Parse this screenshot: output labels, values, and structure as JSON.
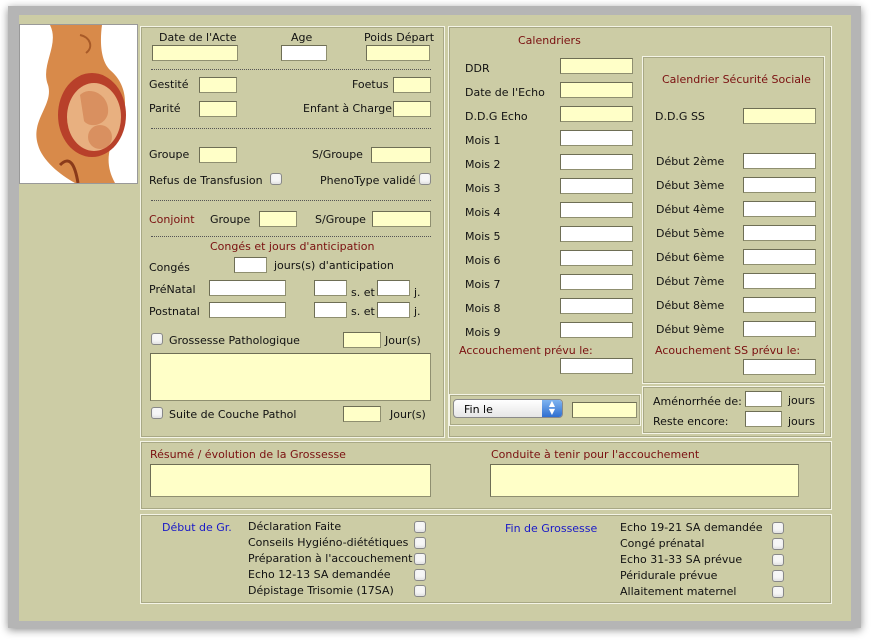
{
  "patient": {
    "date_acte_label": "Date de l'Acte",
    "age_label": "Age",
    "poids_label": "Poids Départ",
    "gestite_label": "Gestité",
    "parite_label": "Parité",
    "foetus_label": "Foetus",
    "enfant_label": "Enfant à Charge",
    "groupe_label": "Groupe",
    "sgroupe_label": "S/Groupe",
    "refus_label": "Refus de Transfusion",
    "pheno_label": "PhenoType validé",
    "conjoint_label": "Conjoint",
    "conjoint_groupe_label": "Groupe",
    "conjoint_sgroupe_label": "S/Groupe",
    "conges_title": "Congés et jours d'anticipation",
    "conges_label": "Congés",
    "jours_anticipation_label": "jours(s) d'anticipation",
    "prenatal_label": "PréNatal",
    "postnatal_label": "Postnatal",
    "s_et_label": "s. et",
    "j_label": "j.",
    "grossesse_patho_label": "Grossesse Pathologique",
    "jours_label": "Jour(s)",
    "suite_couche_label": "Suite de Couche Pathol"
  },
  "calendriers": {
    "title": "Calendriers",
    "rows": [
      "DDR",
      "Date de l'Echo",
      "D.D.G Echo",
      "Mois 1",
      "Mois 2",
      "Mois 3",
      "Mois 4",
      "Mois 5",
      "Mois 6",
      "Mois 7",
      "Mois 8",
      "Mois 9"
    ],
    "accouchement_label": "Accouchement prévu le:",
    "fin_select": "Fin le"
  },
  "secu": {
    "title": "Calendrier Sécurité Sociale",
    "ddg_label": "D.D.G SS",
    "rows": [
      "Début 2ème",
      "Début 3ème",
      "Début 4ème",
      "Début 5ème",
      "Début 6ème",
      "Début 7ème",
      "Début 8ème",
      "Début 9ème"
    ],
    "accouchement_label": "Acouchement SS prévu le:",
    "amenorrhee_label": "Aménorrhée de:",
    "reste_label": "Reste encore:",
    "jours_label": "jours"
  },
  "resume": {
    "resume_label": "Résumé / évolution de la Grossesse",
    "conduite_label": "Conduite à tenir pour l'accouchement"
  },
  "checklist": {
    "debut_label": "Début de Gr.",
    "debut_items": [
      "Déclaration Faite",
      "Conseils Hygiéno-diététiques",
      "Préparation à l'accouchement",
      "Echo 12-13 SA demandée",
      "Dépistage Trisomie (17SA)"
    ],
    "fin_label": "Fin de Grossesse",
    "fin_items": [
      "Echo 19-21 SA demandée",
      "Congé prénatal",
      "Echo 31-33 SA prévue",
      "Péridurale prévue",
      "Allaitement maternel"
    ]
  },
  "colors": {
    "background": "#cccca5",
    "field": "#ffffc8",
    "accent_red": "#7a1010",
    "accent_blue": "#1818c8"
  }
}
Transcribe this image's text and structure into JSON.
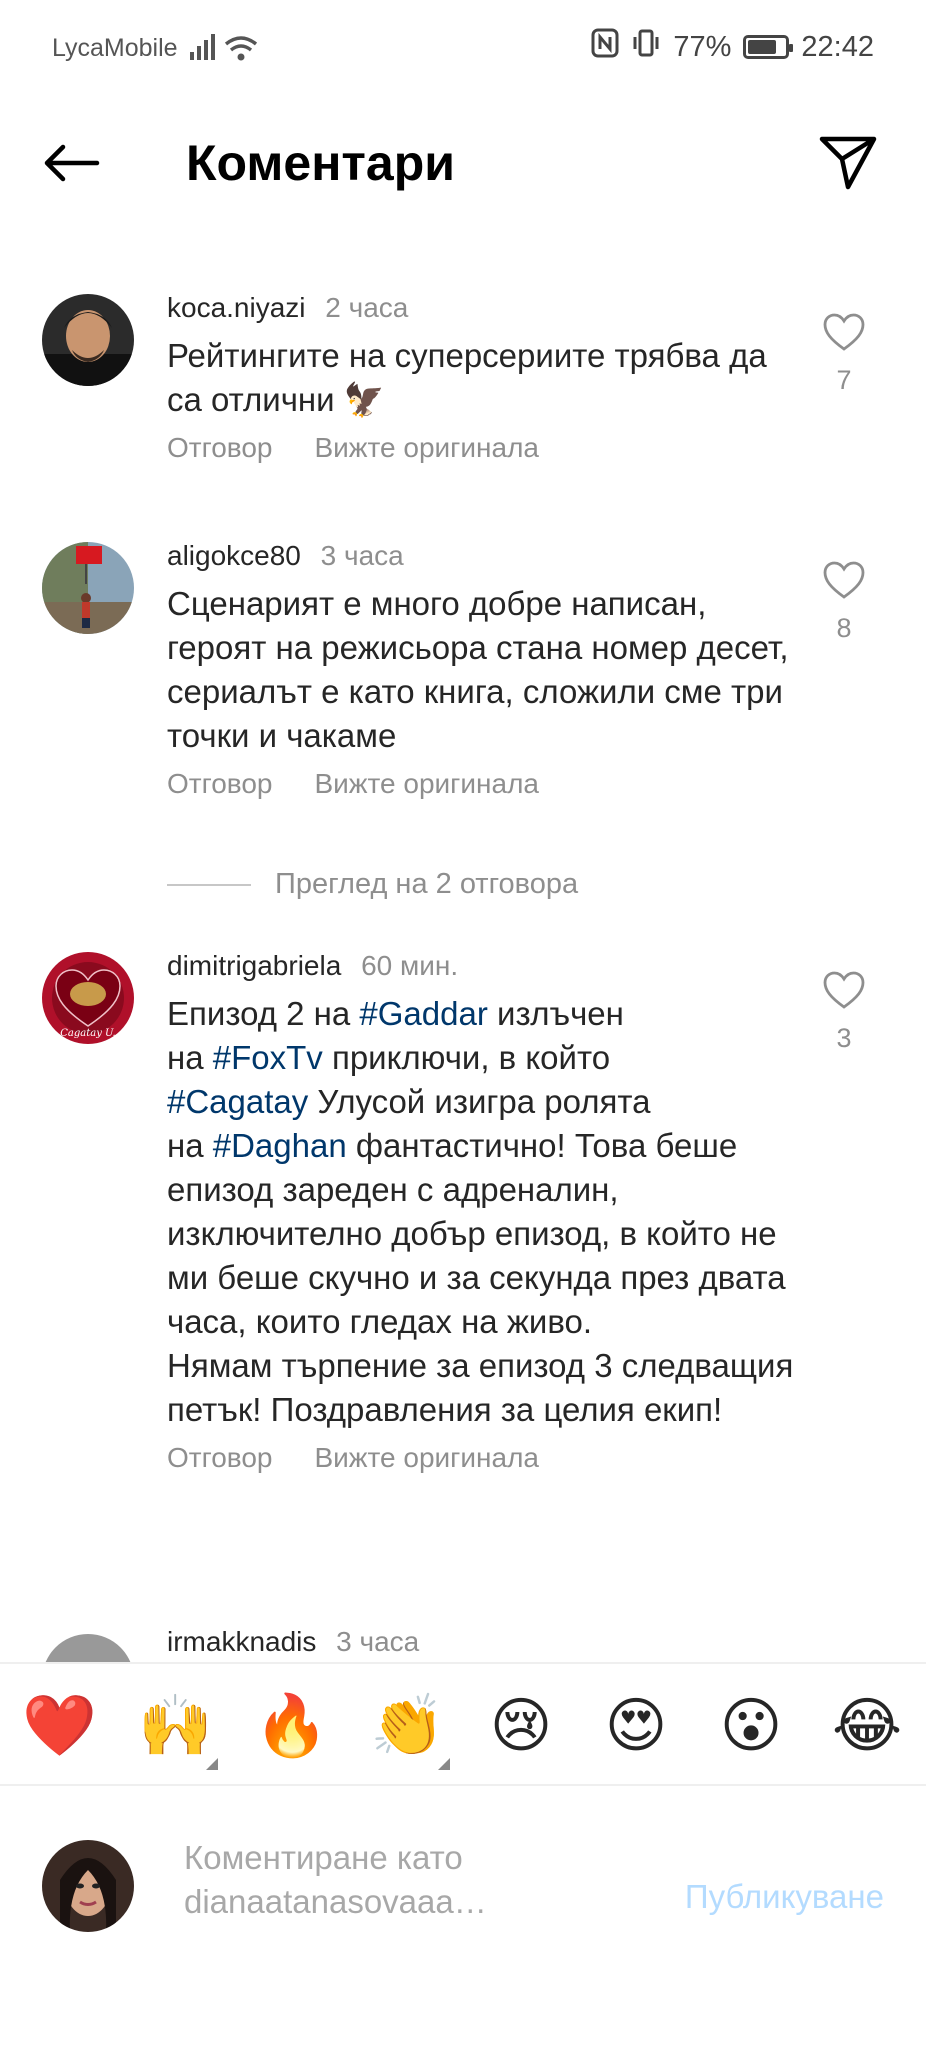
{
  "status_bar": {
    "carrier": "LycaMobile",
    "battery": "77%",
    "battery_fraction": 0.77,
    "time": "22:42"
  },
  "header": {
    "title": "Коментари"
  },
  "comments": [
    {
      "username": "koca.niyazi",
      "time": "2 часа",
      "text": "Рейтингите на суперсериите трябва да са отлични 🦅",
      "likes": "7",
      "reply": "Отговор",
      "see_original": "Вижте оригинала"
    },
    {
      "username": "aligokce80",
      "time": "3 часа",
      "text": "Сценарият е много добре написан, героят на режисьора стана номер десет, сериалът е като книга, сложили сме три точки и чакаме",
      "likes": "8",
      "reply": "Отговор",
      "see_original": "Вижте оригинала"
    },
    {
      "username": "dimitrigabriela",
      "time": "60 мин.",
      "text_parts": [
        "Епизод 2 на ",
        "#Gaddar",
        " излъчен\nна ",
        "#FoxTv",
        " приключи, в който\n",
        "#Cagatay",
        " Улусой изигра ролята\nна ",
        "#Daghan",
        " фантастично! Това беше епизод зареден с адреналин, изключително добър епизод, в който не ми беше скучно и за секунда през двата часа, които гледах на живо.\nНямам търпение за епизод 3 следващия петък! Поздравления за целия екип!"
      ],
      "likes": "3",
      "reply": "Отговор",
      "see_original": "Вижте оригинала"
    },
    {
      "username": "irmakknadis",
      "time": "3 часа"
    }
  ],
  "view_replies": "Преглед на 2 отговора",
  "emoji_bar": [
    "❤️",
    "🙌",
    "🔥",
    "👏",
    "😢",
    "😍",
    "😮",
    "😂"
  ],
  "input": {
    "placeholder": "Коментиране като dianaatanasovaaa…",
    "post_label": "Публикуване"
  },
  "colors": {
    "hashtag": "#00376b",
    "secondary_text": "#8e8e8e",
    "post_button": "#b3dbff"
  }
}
+===+
_Direction_: Give the count of lines holding the word "structure", with no other words.

_Task response_: 2